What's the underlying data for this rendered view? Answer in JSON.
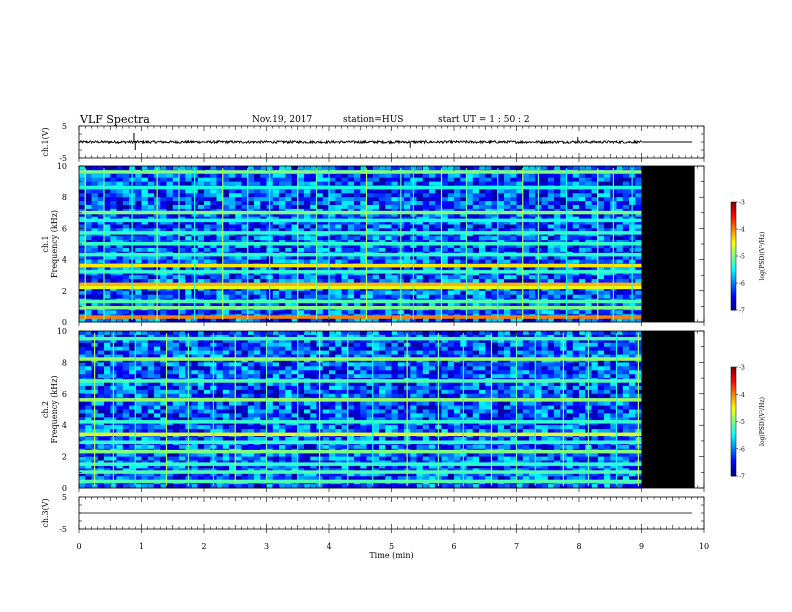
{
  "header": {
    "title": "VLF Spectra",
    "date": "Nov.19, 2017",
    "station": "station=HUS",
    "start_ut": "start  UT =   1 : 50 : 2"
  },
  "chart_data": [
    {
      "type": "line",
      "name": "ch1-waveform",
      "ylabel": "ch.1(V)",
      "ylim": [
        -5,
        5
      ],
      "yticks": [
        "5",
        "-5"
      ],
      "xlim": [
        0,
        10
      ],
      "signal_noise_amplitude_v": 0.4,
      "flat_after_min": 9.0,
      "spikes": [
        {
          "x": 0.88,
          "y": 2.8
        },
        {
          "x": 0.9,
          "y": -2.5
        },
        {
          "x": 5.3,
          "y": -1.8
        },
        {
          "x": 7.98,
          "y": 1.5
        }
      ]
    },
    {
      "type": "heatmap",
      "name": "ch1-spectrogram",
      "ylabel": "ch.1\nFrequency (kHz)",
      "ylim": [
        0,
        10
      ],
      "yticks": [
        "0",
        "2",
        "4",
        "6",
        "8",
        "10"
      ],
      "xlim": [
        0,
        10
      ],
      "data_end_min": 9.0,
      "colorbar": {
        "label": "log(PSD)(V²/Hz)",
        "range": [
          -7,
          -3
        ],
        "ticks": [
          "-3",
          "-4",
          "-5",
          "-6",
          "-7"
        ]
      },
      "constant_bands": [
        {
          "freq_khz": 0.3,
          "level": -4.0
        },
        {
          "freq_khz": 0.9,
          "level": -5.0
        },
        {
          "freq_khz": 1.3,
          "level": -5.2
        },
        {
          "freq_khz": 2.2,
          "level": -4.6
        },
        {
          "freq_khz": 2.4,
          "level": -4.2
        },
        {
          "freq_khz": 3.2,
          "level": -5.3
        },
        {
          "freq_khz": 3.6,
          "level": -4.4
        },
        {
          "freq_khz": 4.3,
          "level": -5.3
        },
        {
          "freq_khz": 5.0,
          "level": -5.3
        },
        {
          "freq_khz": 5.7,
          "level": -5.3
        },
        {
          "freq_khz": 6.5,
          "level": -5.4
        },
        {
          "freq_khz": 7.0,
          "level": -5.0
        },
        {
          "freq_khz": 8.6,
          "level": -5.4
        },
        {
          "freq_khz": 9.6,
          "level": -5.0
        }
      ],
      "impulse_times_min": [
        0.1,
        0.4,
        0.85,
        1.25,
        1.6,
        1.85,
        2.3,
        2.7,
        3.05,
        3.5,
        3.8,
        4.0,
        4.6,
        5.15,
        5.35,
        5.8,
        6.2,
        6.7,
        7.1,
        7.35,
        7.8,
        8.3,
        8.55,
        8.85
      ]
    },
    {
      "type": "heatmap",
      "name": "ch2-spectrogram",
      "ylabel": "ch.2\nFrequency (kHz)",
      "ylim": [
        0,
        10
      ],
      "yticks": [
        "0",
        "2",
        "4",
        "6",
        "8",
        "10"
      ],
      "xlim": [
        0,
        10
      ],
      "data_end_min": 9.0,
      "colorbar": {
        "label": "log(PSD)(V²/Hz)",
        "range": [
          -7,
          -3
        ],
        "ticks": [
          "-3",
          "-4",
          "-5",
          "-6",
          "-7"
        ]
      },
      "constant_bands": [
        {
          "freq_khz": 0.4,
          "level": -5.2
        },
        {
          "freq_khz": 1.0,
          "level": -5.2
        },
        {
          "freq_khz": 1.5,
          "level": -5.3
        },
        {
          "freq_khz": 2.3,
          "level": -5.0
        },
        {
          "freq_khz": 2.9,
          "level": -5.3
        },
        {
          "freq_khz": 3.4,
          "level": -4.6
        },
        {
          "freq_khz": 4.2,
          "level": -5.3
        },
        {
          "freq_khz": 5.6,
          "level": -4.9
        },
        {
          "freq_khz": 6.8,
          "level": -5.2
        },
        {
          "freq_khz": 8.2,
          "level": -4.9
        },
        {
          "freq_khz": 9.5,
          "level": -5.2
        }
      ],
      "impulse_times_min": [
        0.25,
        0.55,
        0.9,
        1.4,
        1.75,
        2.15,
        2.5,
        3.0,
        3.5,
        3.85,
        4.3,
        4.7,
        5.25,
        5.75,
        6.15,
        6.6,
        7.0,
        7.3,
        7.75,
        8.15,
        8.6,
        8.95
      ]
    },
    {
      "type": "line",
      "name": "ch3-waveform",
      "ylabel": "ch.3(V)",
      "ylim": [
        -5,
        5
      ],
      "yticks": [
        "5",
        "-5"
      ],
      "xlim": [
        0,
        10
      ],
      "value": 0
    }
  ],
  "xaxis": {
    "label": "Time (min)",
    "ticks": [
      "0",
      "1",
      "2",
      "3",
      "4",
      "5",
      "6",
      "7",
      "8",
      "9",
      "10"
    ]
  }
}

**PROBLEM TO SOLVE:**
The pictures in the entries should be left out; output everything else exactly.

**TASK RESPONSE:**
What's the underlying data for this rendered view? Answer in JSON.
{
  "header": {
    "title": "VLF Spectra",
    "date": "Nov.19, 2017",
    "station": "station=HUS",
    "start_ut": "start  UT =   1 : 50 : 2"
  },
  "chart_data": [
    {
      "type": "line",
      "name": "ch1-waveform",
      "ylabel": "ch.1(V)",
      "ylim": [
        -5,
        5
      ],
      "yticks": [
        "5",
        "-5"
      ],
      "xlim": [
        0,
        10
      ],
      "signal_noise_amplitude_v": 0.4,
      "flat_after_min": 9.0,
      "spikes": [
        {
          "x": 0.88,
          "y": 2.8
        },
        {
          "x": 0.9,
          "y": -2.5
        },
        {
          "x": 5.3,
          "y": -1.8
        },
        {
          "x": 7.98,
          "y": 1.5
        }
      ]
    },
    {
      "type": "heatmap",
      "name": "ch1-spectrogram",
      "ylabel": "ch.1\nFrequency (kHz)",
      "ylim": [
        0,
        10
      ],
      "yticks": [
        "0",
        "2",
        "4",
        "6",
        "8",
        "10"
      ],
      "xlim": [
        0,
        10
      ],
      "data_end_min": 9.0,
      "colorbar": {
        "label": "log(PSD)(V²/Hz)",
        "range": [
          -7,
          -3
        ],
        "ticks": [
          "-3",
          "-4",
          "-5",
          "-6",
          "-7"
        ]
      },
      "constant_bands": [
        {
          "freq_khz": 0.3,
          "level": -4.0
        },
        {
          "freq_khz": 0.9,
          "level": -5.0
        },
        {
          "freq_khz": 1.3,
          "level": -5.2
        },
        {
          "freq_khz": 2.2,
          "level": -4.6
        },
        {
          "freq_khz": 2.4,
          "level": -4.2
        },
        {
          "freq_khz": 3.2,
          "level": -5.3
        },
        {
          "freq_khz": 3.6,
          "level": -4.4
        },
        {
          "freq_khz": 4.3,
          "level": -5.3
        },
        {
          "freq_khz": 5.0,
          "level": -5.3
        },
        {
          "freq_khz": 5.7,
          "level": -5.3
        },
        {
          "freq_khz": 6.5,
          "level": -5.4
        },
        {
          "freq_khz": 7.0,
          "level": -5.0
        },
        {
          "freq_khz": 8.6,
          "level": -5.4
        },
        {
          "freq_khz": 9.6,
          "level": -5.0
        }
      ],
      "impulse_times_min": [
        0.1,
        0.4,
        0.85,
        1.25,
        1.6,
        1.85,
        2.3,
        2.7,
        3.05,
        3.5,
        3.8,
        4.0,
        4.6,
        5.15,
        5.35,
        5.8,
        6.2,
        6.7,
        7.1,
        7.35,
        7.8,
        8.3,
        8.55,
        8.85
      ]
    },
    {
      "type": "heatmap",
      "name": "ch2-spectrogram",
      "ylabel": "ch.2\nFrequency (kHz)",
      "ylim": [
        0,
        10
      ],
      "yticks": [
        "0",
        "2",
        "4",
        "6",
        "8",
        "10"
      ],
      "xlim": [
        0,
        10
      ],
      "data_end_min": 9.0,
      "colorbar": {
        "label": "log(PSD)(V²/Hz)",
        "range": [
          -7,
          -3
        ],
        "ticks": [
          "-3",
          "-4",
          "-5",
          "-6",
          "-7"
        ]
      },
      "constant_bands": [
        {
          "freq_khz": 0.4,
          "level": -5.2
        },
        {
          "freq_khz": 1.0,
          "level": -5.2
        },
        {
          "freq_khz": 1.5,
          "level": -5.3
        },
        {
          "freq_khz": 2.3,
          "level": -5.0
        },
        {
          "freq_khz": 2.9,
          "level": -5.3
        },
        {
          "freq_khz": 3.4,
          "level": -4.6
        },
        {
          "freq_khz": 4.2,
          "level": -5.3
        },
        {
          "freq_khz": 5.6,
          "level": -4.9
        },
        {
          "freq_khz": 6.8,
          "level": -5.2
        },
        {
          "freq_khz": 8.2,
          "level": -4.9
        },
        {
          "freq_khz": 9.5,
          "level": -5.2
        }
      ],
      "impulse_times_min": [
        0.25,
        0.55,
        0.9,
        1.4,
        1.75,
        2.15,
        2.5,
        3.0,
        3.5,
        3.85,
        4.3,
        4.7,
        5.25,
        5.75,
        6.15,
        6.6,
        7.0,
        7.3,
        7.75,
        8.15,
        8.6,
        8.95
      ]
    },
    {
      "type": "line",
      "name": "ch3-waveform",
      "ylabel": "ch.3(V)",
      "ylim": [
        -5,
        5
      ],
      "yticks": [
        "5",
        "-5"
      ],
      "xlim": [
        0,
        10
      ],
      "value": 0
    }
  ],
  "xaxis": {
    "label": "Time (min)",
    "ticks": [
      "0",
      "1",
      "2",
      "3",
      "4",
      "5",
      "6",
      "7",
      "8",
      "9",
      "10"
    ]
  }
}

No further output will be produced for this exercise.